Your goal
Would you write out the entries below, every one of them, exactly?

--- Data shown ---

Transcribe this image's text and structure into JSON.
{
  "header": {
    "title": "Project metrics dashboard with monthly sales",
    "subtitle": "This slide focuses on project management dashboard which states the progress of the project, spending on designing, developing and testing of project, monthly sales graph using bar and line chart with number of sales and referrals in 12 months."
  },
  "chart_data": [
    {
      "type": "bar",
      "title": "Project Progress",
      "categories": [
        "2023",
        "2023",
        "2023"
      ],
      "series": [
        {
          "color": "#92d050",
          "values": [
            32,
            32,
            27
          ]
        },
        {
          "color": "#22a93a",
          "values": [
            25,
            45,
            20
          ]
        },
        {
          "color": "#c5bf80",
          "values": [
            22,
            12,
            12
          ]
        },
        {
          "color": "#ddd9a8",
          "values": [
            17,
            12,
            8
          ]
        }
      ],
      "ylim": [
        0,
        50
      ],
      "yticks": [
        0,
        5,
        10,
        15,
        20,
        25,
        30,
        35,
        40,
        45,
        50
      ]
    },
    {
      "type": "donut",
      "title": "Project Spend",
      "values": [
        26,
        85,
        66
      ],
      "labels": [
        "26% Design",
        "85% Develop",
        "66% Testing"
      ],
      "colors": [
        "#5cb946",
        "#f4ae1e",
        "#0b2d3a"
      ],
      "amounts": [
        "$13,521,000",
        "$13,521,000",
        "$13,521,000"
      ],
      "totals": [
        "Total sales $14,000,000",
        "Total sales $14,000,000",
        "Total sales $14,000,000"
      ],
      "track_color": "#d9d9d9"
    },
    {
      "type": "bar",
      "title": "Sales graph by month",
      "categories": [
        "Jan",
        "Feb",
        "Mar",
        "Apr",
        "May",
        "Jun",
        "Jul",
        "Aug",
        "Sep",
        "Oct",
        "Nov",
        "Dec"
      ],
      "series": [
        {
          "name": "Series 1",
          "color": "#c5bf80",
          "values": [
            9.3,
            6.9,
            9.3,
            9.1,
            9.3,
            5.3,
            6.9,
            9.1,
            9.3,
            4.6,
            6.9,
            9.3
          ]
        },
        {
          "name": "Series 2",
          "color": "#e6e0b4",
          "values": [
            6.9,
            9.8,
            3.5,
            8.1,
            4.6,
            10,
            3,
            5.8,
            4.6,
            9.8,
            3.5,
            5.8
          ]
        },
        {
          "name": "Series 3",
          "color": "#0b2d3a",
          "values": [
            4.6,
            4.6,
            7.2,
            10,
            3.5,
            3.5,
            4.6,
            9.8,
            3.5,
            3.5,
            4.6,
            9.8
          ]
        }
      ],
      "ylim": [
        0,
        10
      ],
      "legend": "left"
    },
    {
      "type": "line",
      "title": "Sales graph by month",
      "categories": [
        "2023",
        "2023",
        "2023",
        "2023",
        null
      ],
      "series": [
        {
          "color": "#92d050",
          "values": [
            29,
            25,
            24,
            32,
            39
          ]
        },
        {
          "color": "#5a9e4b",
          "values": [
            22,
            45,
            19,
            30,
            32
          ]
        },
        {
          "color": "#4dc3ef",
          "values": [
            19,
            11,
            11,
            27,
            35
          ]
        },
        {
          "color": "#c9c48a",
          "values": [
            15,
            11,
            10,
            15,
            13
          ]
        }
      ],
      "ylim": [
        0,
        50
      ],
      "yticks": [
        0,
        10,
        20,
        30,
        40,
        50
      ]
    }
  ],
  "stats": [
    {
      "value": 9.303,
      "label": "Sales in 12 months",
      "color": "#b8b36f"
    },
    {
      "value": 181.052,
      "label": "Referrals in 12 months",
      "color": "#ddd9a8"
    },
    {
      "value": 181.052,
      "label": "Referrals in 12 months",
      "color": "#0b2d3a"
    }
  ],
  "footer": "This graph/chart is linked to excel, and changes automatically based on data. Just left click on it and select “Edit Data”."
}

---

Written solution
Transcribe this image's text and structure into JSON.
{
  "header": {
    "title": "Project metrics dashboard with monthly sales",
    "subtitle": "This slide focuses on project management dashboard which states the progress of the project, spending on designing, developing and testing of project, monthly sales graph using bar and line chart with number of sales and referrals in 12 months."
  },
  "chart_data": [
    {
      "type": "bar",
      "title": "Project Progress",
      "categories": [
        "2023",
        "2023",
        "2023"
      ],
      "series": [
        {
          "color": "#92d050",
          "values": [
            32,
            32,
            27
          ]
        },
        {
          "color": "#22a93a",
          "values": [
            25,
            45,
            20
          ]
        },
        {
          "color": "#c5bf80",
          "values": [
            22,
            12,
            12
          ]
        },
        {
          "color": "#ddd9a8",
          "values": [
            17,
            12,
            8
          ]
        }
      ],
      "ylim": [
        0,
        50
      ],
      "yticks": [
        0,
        5,
        10,
        15,
        20,
        25,
        30,
        35,
        40,
        45,
        50
      ]
    },
    {
      "type": "donut",
      "title": "Project Spend",
      "values": [
        26,
        85,
        66
      ],
      "labels": [
        "26% Design",
        "85% Develop",
        "66% Testing"
      ],
      "colors": [
        "#5cb946",
        "#f4ae1e",
        "#0b2d3a"
      ],
      "amounts": [
        "$13,521,000",
        "$13,521,000",
        "$13,521,000"
      ],
      "totals": [
        "Total sales $14,000,000",
        "Total sales $14,000,000",
        "Total sales $14,000,000"
      ],
      "track_color": "#d9d9d9"
    },
    {
      "type": "bar",
      "title": "Sales graph by month",
      "categories": [
        "Jan",
        "Feb",
        "Mar",
        "Apr",
        "May",
        "Jun",
        "Jul",
        "Aug",
        "Sep",
        "Oct",
        "Nov",
        "Dec"
      ],
      "series": [
        {
          "name": "Series 1",
          "color": "#c5bf80",
          "values": [
            9.3,
            6.9,
            9.3,
            9.1,
            9.3,
            5.3,
            6.9,
            9.1,
            9.3,
            4.6,
            6.9,
            9.3
          ]
        },
        {
          "name": "Series 2",
          "color": "#e6e0b4",
          "values": [
            6.9,
            9.8,
            3.5,
            8.1,
            4.6,
            10,
            3,
            5.8,
            4.6,
            9.8,
            3.5,
            5.8
          ]
        },
        {
          "name": "Series 3",
          "color": "#0b2d3a",
          "values": [
            4.6,
            4.6,
            7.2,
            10,
            3.5,
            3.5,
            4.6,
            9.8,
            3.5,
            3.5,
            4.6,
            9.8
          ]
        }
      ],
      "ylim": [
        0,
        10
      ],
      "legend": "left"
    },
    {
      "type": "line",
      "title": "Sales graph by month",
      "categories": [
        "2023",
        "2023",
        "2023",
        "2023",
        null
      ],
      "series": [
        {
          "color": "#92d050",
          "values": [
            29,
            25,
            24,
            32,
            39
          ]
        },
        {
          "color": "#5a9e4b",
          "values": [
            22,
            45,
            19,
            30,
            32
          ]
        },
        {
          "color": "#4dc3ef",
          "values": [
            19,
            11,
            11,
            27,
            35
          ]
        },
        {
          "color": "#c9c48a",
          "values": [
            15,
            11,
            10,
            15,
            13
          ]
        }
      ],
      "ylim": [
        0,
        50
      ],
      "yticks": [
        0,
        10,
        20,
        30,
        40,
        50
      ]
    }
  ],
  "stats": [
    {
      "value": 9.303,
      "label": "Sales in 12 months",
      "color": "#b8b36f"
    },
    {
      "value": 181.052,
      "label": "Referrals in 12 months",
      "color": "#ddd9a8"
    },
    {
      "value": 181.052,
      "label": "Referrals in 12 months",
      "color": "#0b2d3a"
    }
  ],
  "footer": "This graph/chart is linked to excel, and changes automatically based on data. Just left click on it and select “Edit Data”."
}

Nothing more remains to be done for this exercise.